Items from a dataset
──────────────────────────────

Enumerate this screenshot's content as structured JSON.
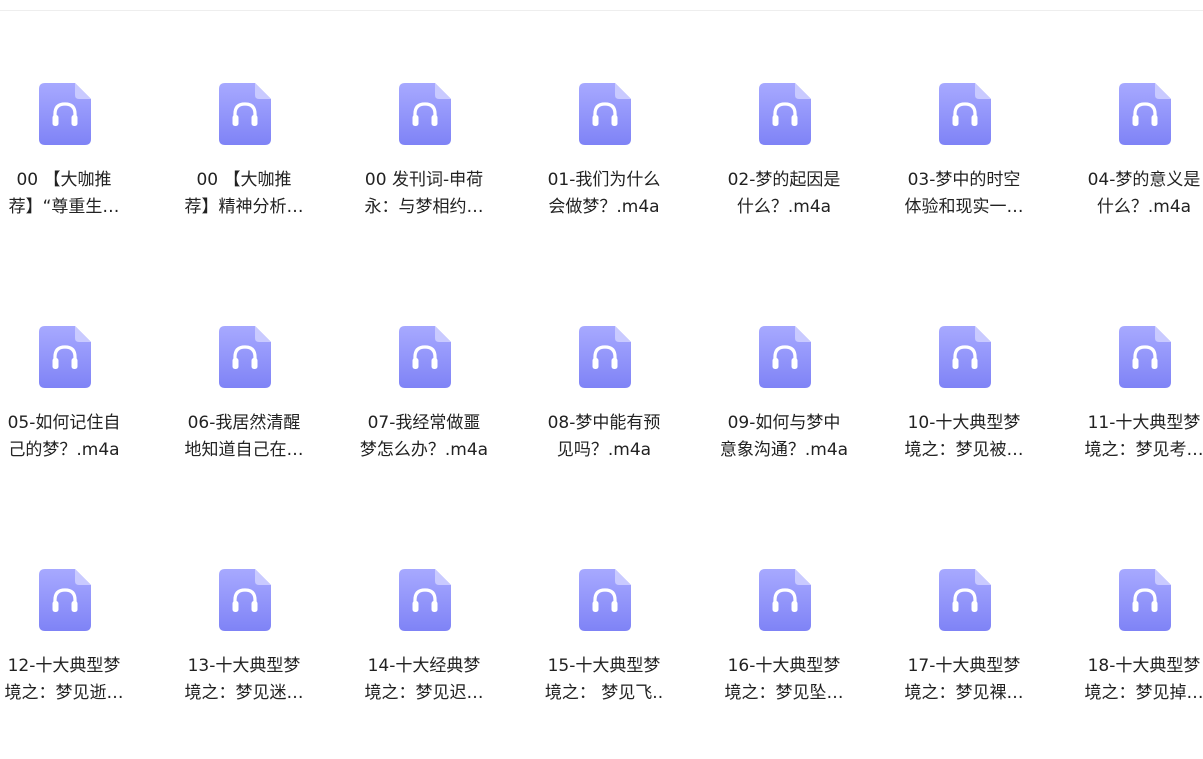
{
  "files": [
    {
      "line1": "00 【大咖推",
      "line2": "荐】“尊重生…"
    },
    {
      "line1": "00 【大咖推",
      "line2": "荐】精神分析…"
    },
    {
      "line1": "00 发刊词-申荷",
      "line2": "永：与梦相约…"
    },
    {
      "line1": "01-我们为什么",
      "line2": "会做梦？.m4a"
    },
    {
      "line1": "02-梦的起因是",
      "line2": "什么？.m4a"
    },
    {
      "line1": "03-梦中的时空",
      "line2": "体验和现实一…"
    },
    {
      "line1": "04-梦的意义是",
      "line2": "什么？.m4a"
    },
    {
      "line1": "05-如何记住自",
      "line2": "己的梦？.m4a"
    },
    {
      "line1": "06-我居然清醒",
      "line2": "地知道自己在…"
    },
    {
      "line1": "07-我经常做噩",
      "line2": "梦怎么办？.m4a"
    },
    {
      "line1": "08-梦中能有预",
      "line2": "见吗？.m4a"
    },
    {
      "line1": "09-如何与梦中",
      "line2": "意象沟通？.m4a"
    },
    {
      "line1": "10-十大典型梦",
      "line2": "境之：梦见被…"
    },
    {
      "line1": "11-十大典型梦",
      "line2": "境之：梦见考…"
    },
    {
      "line1": "12-十大典型梦",
      "line2": "境之：梦见逝…"
    },
    {
      "line1": "13-十大典型梦",
      "line2": "境之：梦见迷…"
    },
    {
      "line1": "14-十大经典梦",
      "line2": "境之：梦见迟…"
    },
    {
      "line1": "15-十大典型梦",
      "line2": "境之： 梦见飞.."
    },
    {
      "line1": "16-十大典型梦",
      "line2": "境之：梦见坠…"
    },
    {
      "line1": "17-十大典型梦",
      "line2": "境之：梦见裸…"
    },
    {
      "line1": "18-十大典型梦",
      "line2": "境之：梦见掉…"
    }
  ],
  "icon": {
    "name": "audio-file-icon",
    "gradient_top": "#a7a9ff",
    "gradient_bottom": "#7f83f6",
    "fold_color": "#c9caff",
    "glyph_color": "#ffffff"
  }
}
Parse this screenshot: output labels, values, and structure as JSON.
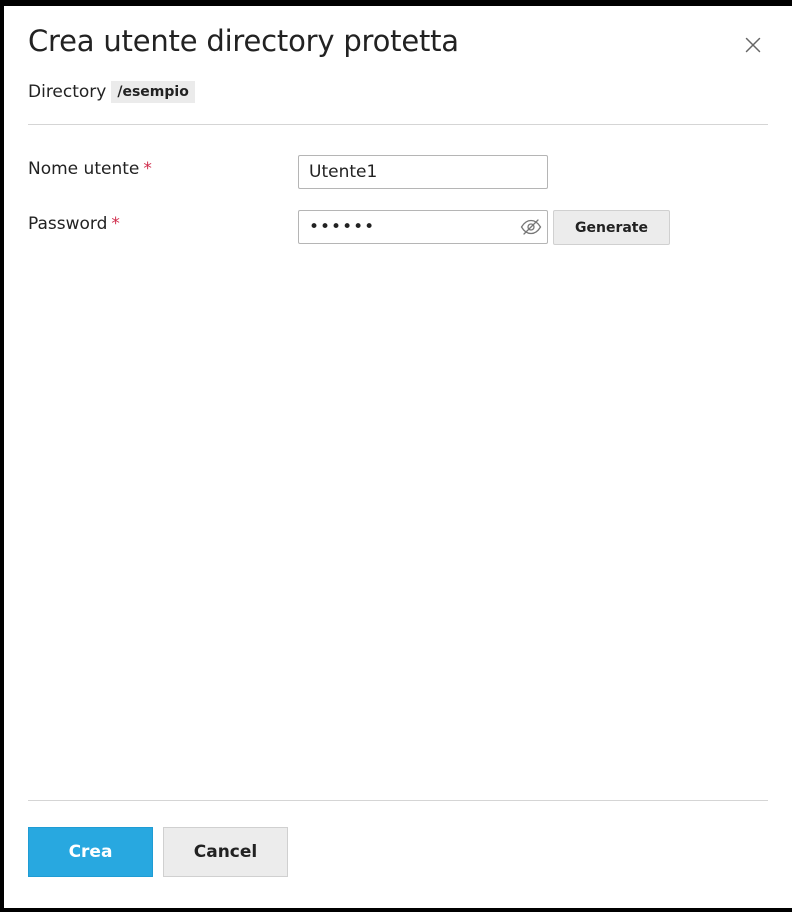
{
  "dialog": {
    "title": "Crea utente directory protetta",
    "close_icon": "close-icon",
    "directory_label": "Directory",
    "directory_path": "/esempio"
  },
  "form": {
    "username": {
      "label": "Nome utente",
      "required_marker": "*",
      "value": "Utente1"
    },
    "password": {
      "label": "Password",
      "required_marker": "*",
      "value": "secret",
      "toggle_icon": "eye-slash-icon"
    },
    "generate_label": "Generate"
  },
  "footer": {
    "submit_label": "Crea",
    "cancel_label": "Cancel"
  },
  "colors": {
    "primary": "#28a8e0",
    "required": "#d02d4c",
    "chip_background": "#ebebeb",
    "button_background": "#ececec"
  }
}
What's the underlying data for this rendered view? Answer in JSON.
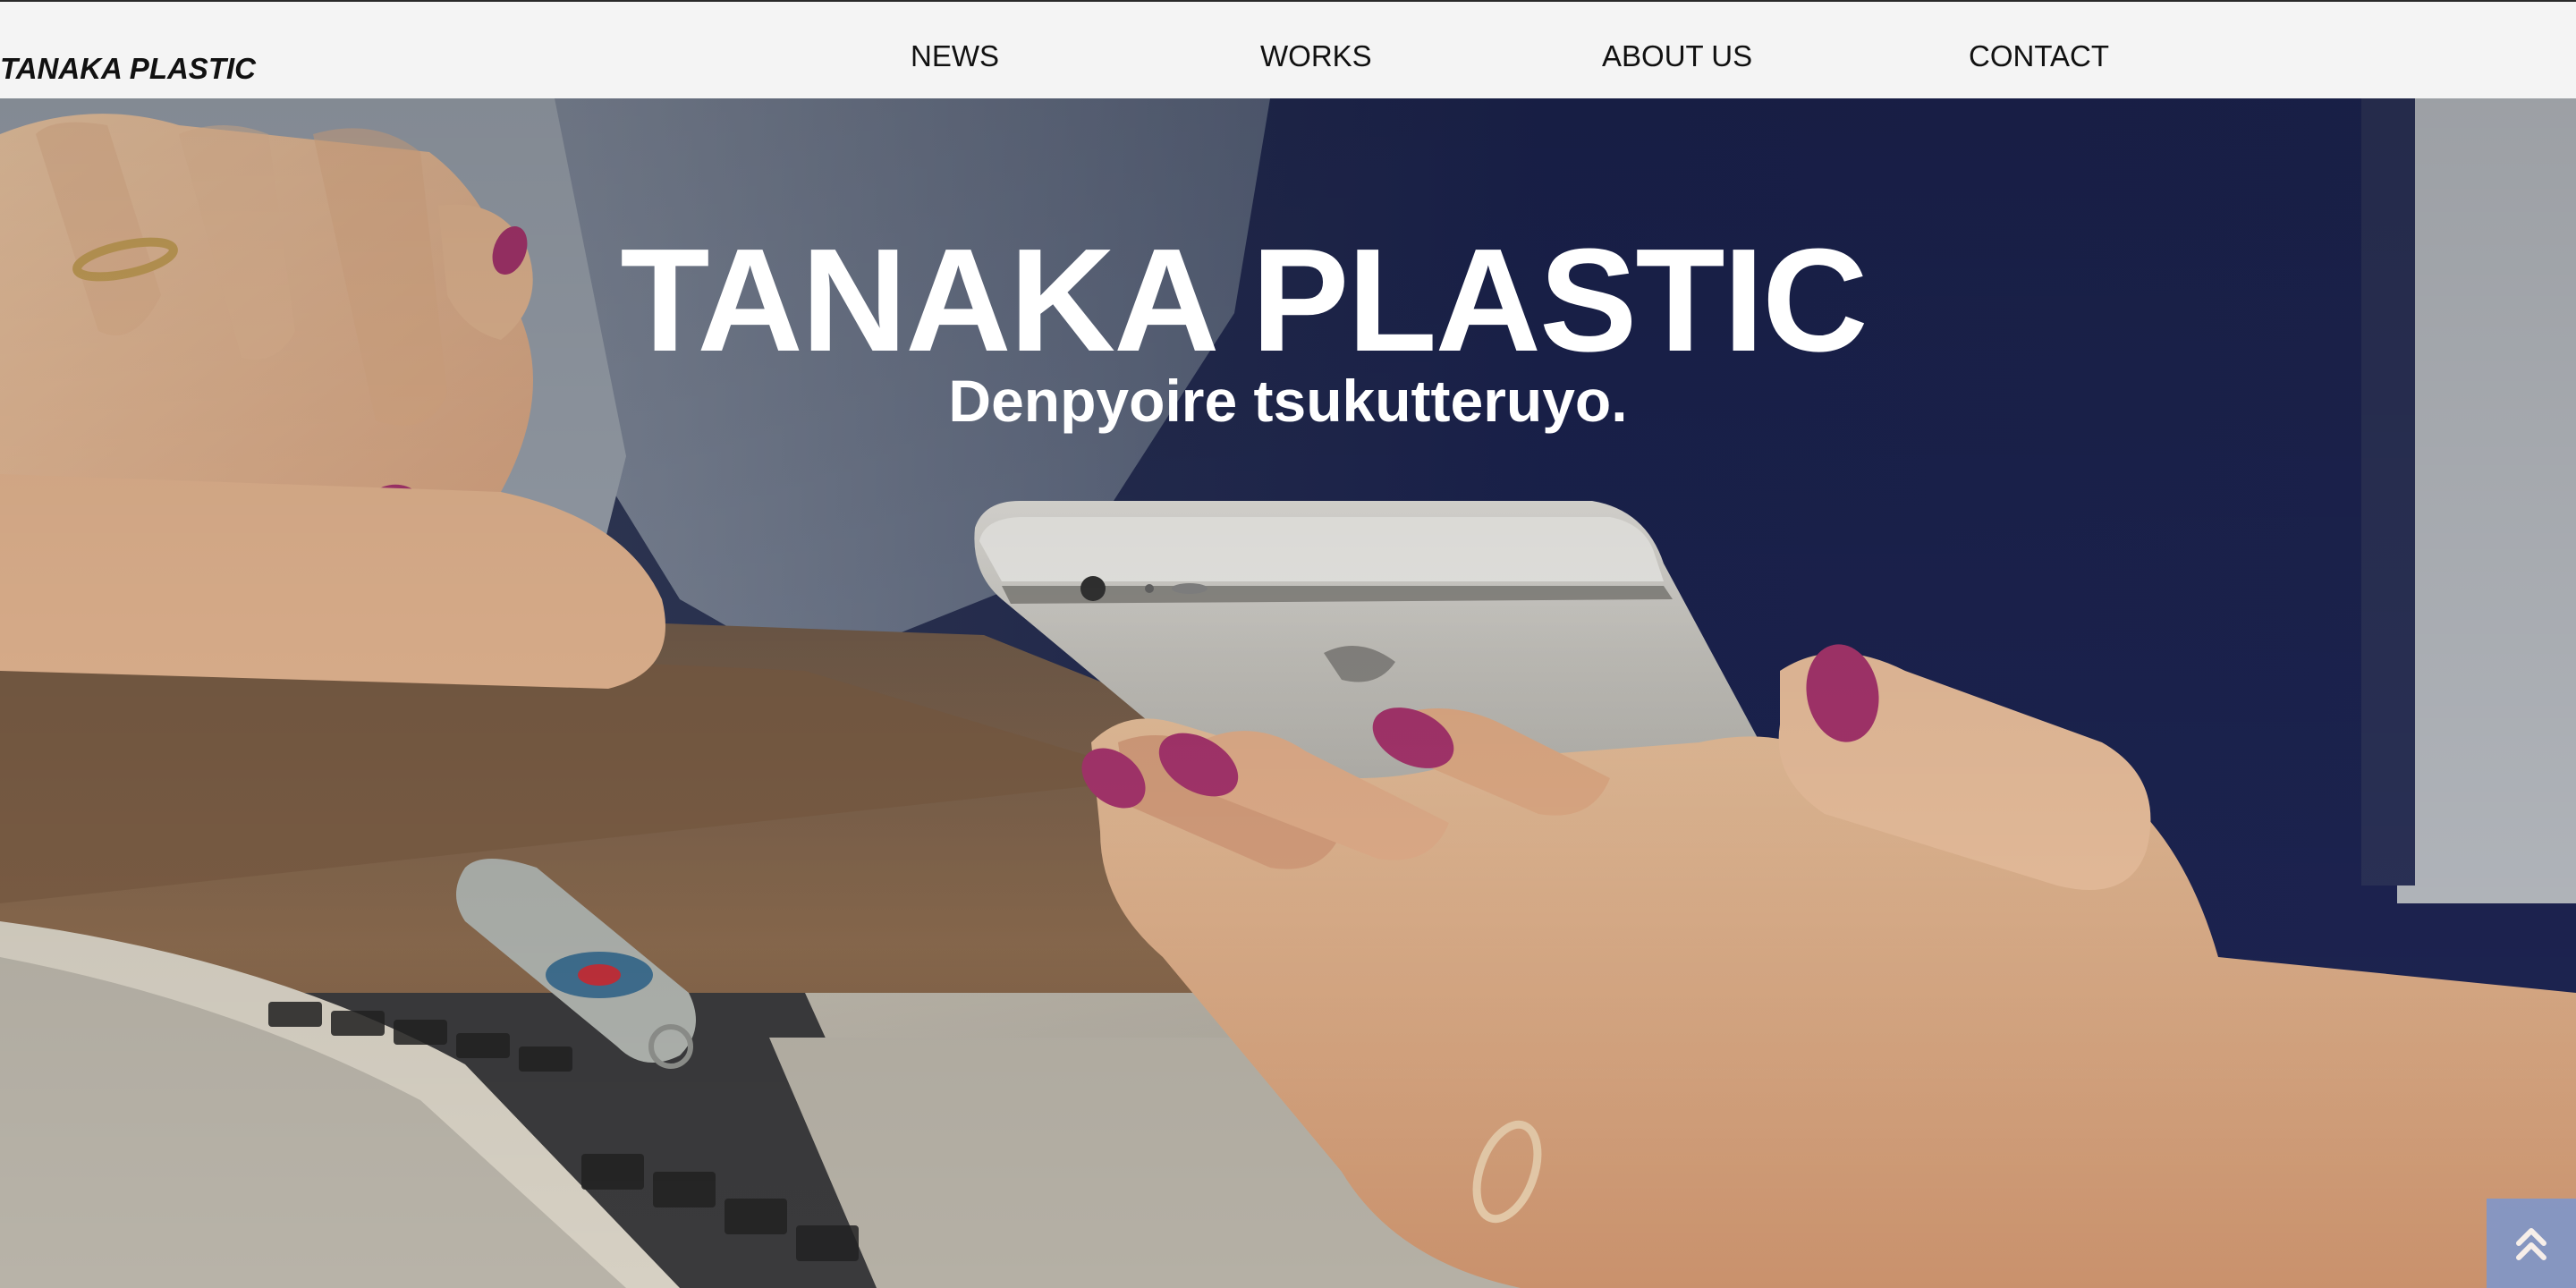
{
  "header": {
    "logo": "TANAKA PLASTIC",
    "nav": {
      "news": "NEWS",
      "works": "WORKS",
      "about": "ABOUT US",
      "contact": "CONTACT"
    }
  },
  "hero": {
    "title": "TANAKA PLASTIC",
    "subtitle": "Denpyoire tsukutteruyo."
  },
  "scroll_top": {
    "icon": "double-chevron-up-icon"
  },
  "colors": {
    "header_bg": "#f4f4f4",
    "hero_text": "#ffffff",
    "scroll_top_bg": "#7b97cf",
    "nail_polish": "#a8356e",
    "dark_navy": "#1b2350"
  }
}
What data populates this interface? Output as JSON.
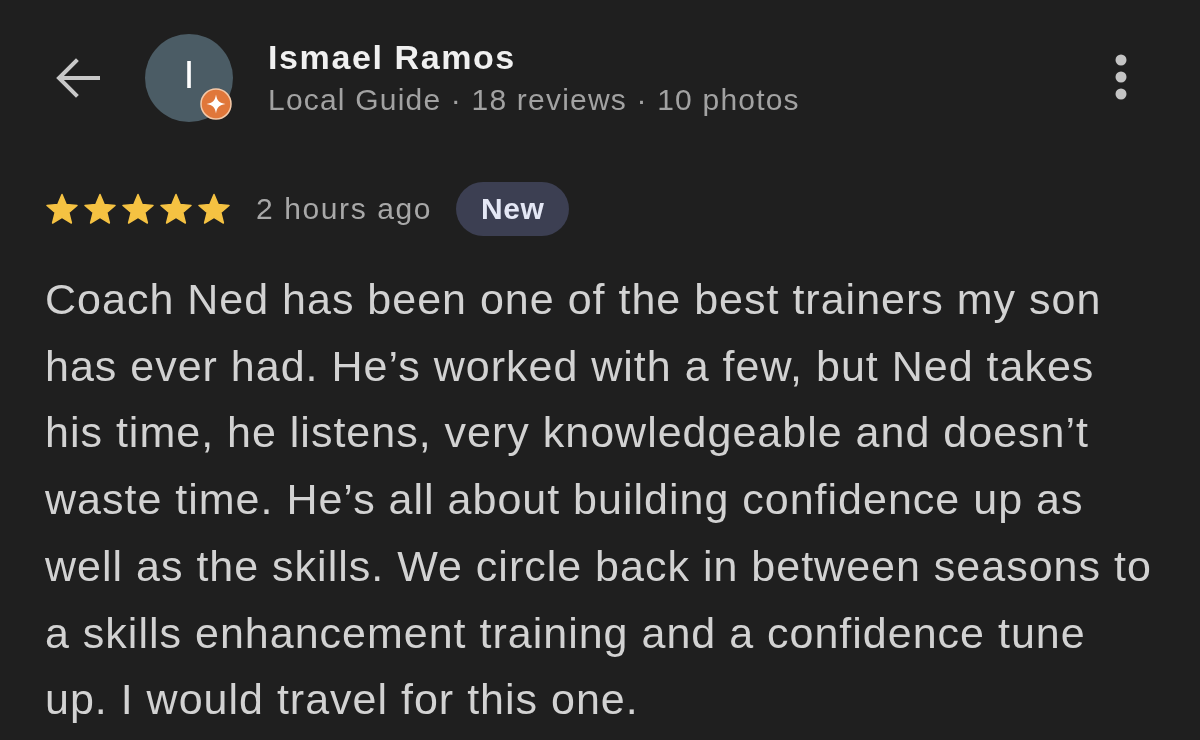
{
  "reviewer": {
    "initial": "I",
    "name": "Ismael Ramos",
    "details": "Local Guide · 18 reviews · 10 photos"
  },
  "review": {
    "stars": 5,
    "time": "2 hours ago",
    "badge": "New",
    "text": "Coach Ned has been one of the best trainers my son has ever had. He’s worked with a few, but Ned takes his time, he listens, very knowledgeable and doesn’t waste time. He’s all about building confidence up as well as the skills. We circle back in between seasons to a skills enhancement training and a confidence tune up. I would travel for this one."
  }
}
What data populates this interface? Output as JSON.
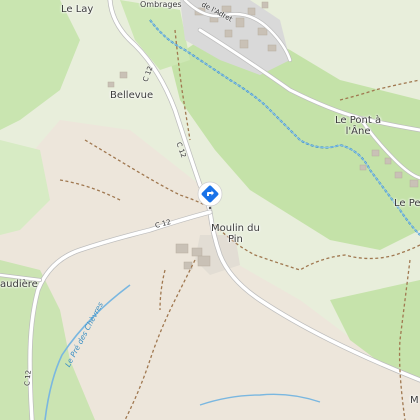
{
  "places": {
    "le_lay": "Le Lay",
    "ombrages": "Ombrages",
    "adret": "de l'Adret",
    "bellevue": "Bellevue",
    "le_pont": "Le Pont à\nl'Âne",
    "le_pet": "Le Pet",
    "moulin": "Moulin du\nPin",
    "audiere": "audière",
    "bottom_right": "M"
  },
  "roads": {
    "c12_a": "C 12",
    "c12_b": "C 12",
    "c12_c": "C 12",
    "c12_d": "C 12"
  },
  "water": {
    "stream": "Le Pré des Chèvres"
  },
  "marker": {
    "icon": "directions-diamond-icon",
    "color": "#1a73e8"
  },
  "colors": {
    "field": "#e8eedb",
    "forest": "#c4e2a8",
    "beige": "#ede6db",
    "river": "#3a8fc4",
    "path": "#a07850"
  }
}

──────────────────────────────

▸ **AIM**
The pictures in the entries should be left out; output everything else exactly.

▸ **TASK OUTPUT**
Enumerate this screenshot's content as structured JSON.
{
  "files": [
    {
      "line1": "00 【大咖推",
      "line2": "荐】“尊重生…"
    },
    {
      "line1": "00 【大咖推",
      "line2": "荐】精神分析…"
    },
    {
      "line1": "00 发刊词-申荷",
      "line2": "永：与梦相约…"
    },
    {
      "line1": "01-我们为什么",
      "line2": "会做梦？.m4a"
    },
    {
      "line1": "02-梦的起因是",
      "line2": "什么？.m4a"
    },
    {
      "line1": "03-梦中的时空",
      "line2": "体验和现实一…"
    },
    {
      "line1": "04-梦的意义是",
      "line2": "什么？.m4a"
    },
    {
      "line1": "05-如何记住自",
      "line2": "己的梦？.m4a"
    },
    {
      "line1": "06-我居然清醒",
      "line2": "地知道自己在…"
    },
    {
      "line1": "07-我经常做噩",
      "line2": "梦怎么办？.m4a"
    },
    {
      "line1": "08-梦中能有预",
      "line2": "见吗？.m4a"
    },
    {
      "line1": "09-如何与梦中",
      "line2": "意象沟通？.m4a"
    },
    {
      "line1": "10-十大典型梦",
      "line2": "境之：梦见被…"
    },
    {
      "line1": "11-十大典型梦",
      "line2": "境之：梦见考…"
    },
    {
      "line1": "12-十大典型梦",
      "line2": "境之：梦见逝…"
    },
    {
      "line1": "13-十大典型梦",
      "line2": "境之：梦见迷…"
    },
    {
      "line1": "14-十大经典梦",
      "line2": "境之：梦见迟…"
    },
    {
      "line1": "15-十大典型梦",
      "line2": "境之： 梦见飞.."
    },
    {
      "line1": "16-十大典型梦",
      "line2": "境之：梦见坠…"
    },
    {
      "line1": "17-十大典型梦",
      "line2": "境之：梦见裸…"
    },
    {
      "line1": "18-十大典型梦",
      "line2": "境之：梦见掉…"
    }
  ],
  "icon": {
    "name": "audio-file-icon",
    "gradient_top": "#a7a9ff",
    "gradient_bottom": "#7f83f6",
    "fold_color": "#c9caff",
    "glyph_color": "#ffffff"
  }
}
Parse this screenshot: output labels, values, and structure as JSON.
{
  "dialog": {
    "title": "Crea utente directory protetta",
    "close_icon": "close-icon",
    "directory_label": "Directory",
    "directory_path": "/esempio"
  },
  "form": {
    "username": {
      "label": "Nome utente",
      "required_marker": "*",
      "value": "Utente1"
    },
    "password": {
      "label": "Password",
      "required_marker": "*",
      "value": "secret",
      "toggle_icon": "eye-slash-icon"
    },
    "generate_label": "Generate"
  },
  "footer": {
    "submit_label": "Crea",
    "cancel_label": "Cancel"
  },
  "colors": {
    "primary": "#28a8e0",
    "required": "#d02d4c",
    "chip_background": "#ebebeb",
    "button_background": "#ececec"
  }
}
What's the underlying data for this rendered view? Answer in JSON.
{
  "header": {
    "logo": "TANAKA PLASTIC",
    "nav": {
      "news": "NEWS",
      "works": "WORKS",
      "about": "ABOUT US",
      "contact": "CONTACT"
    }
  },
  "hero": {
    "title": "TANAKA PLASTIC",
    "subtitle": "Denpyoire tsukutteruyo."
  },
  "scroll_top": {
    "icon": "double-chevron-up-icon"
  },
  "colors": {
    "header_bg": "#f4f4f4",
    "hero_text": "#ffffff",
    "scroll_top_bg": "#7b97cf",
    "nail_polish": "#a8356e",
    "dark_navy": "#1b2350"
  }
}
What data populates this interface? Output as JSON.
{
  "reviewer": {
    "initial": "I",
    "name": "Ismael Ramos",
    "details": "Local Guide · 18 reviews · 10 photos"
  },
  "review": {
    "stars": 5,
    "time": "2 hours ago",
    "badge": "New",
    "text": "Coach Ned has been one of the best trainers my son has ever had. He’s worked with a few, but Ned takes his time, he listens, very knowledgeable and doesn’t waste time. He’s all about building confidence up as well as the skills. We circle back in between seasons to a skills enhancement training and a confidence tune up. I would travel for this one."
  }
}
What data populates this interface? Output as JSON.
{
  "places": {
    "le_lay": "Le Lay",
    "ombrages": "Ombrages",
    "adret": "de l'Adret",
    "bellevue": "Bellevue",
    "le_pont": "Le Pont à\nl'Âne",
    "le_pet": "Le Pet",
    "moulin": "Moulin du\nPin",
    "audiere": "audière",
    "bottom_right": "M"
  },
  "roads": {
    "c12_a": "C 12",
    "c12_b": "C 12",
    "c12_c": "C 12",
    "c12_d": "C 12"
  },
  "water": {
    "stream": "Le Pré des Chèvres"
  },
  "marker": {
    "icon": "directions-diamond-icon",
    "color": "#1a73e8"
  },
  "colors": {
    "field": "#e8eedb",
    "forest": "#c4e2a8",
    "beige": "#ede6db",
    "river": "#3a8fc4",
    "path": "#a07850"
  }
}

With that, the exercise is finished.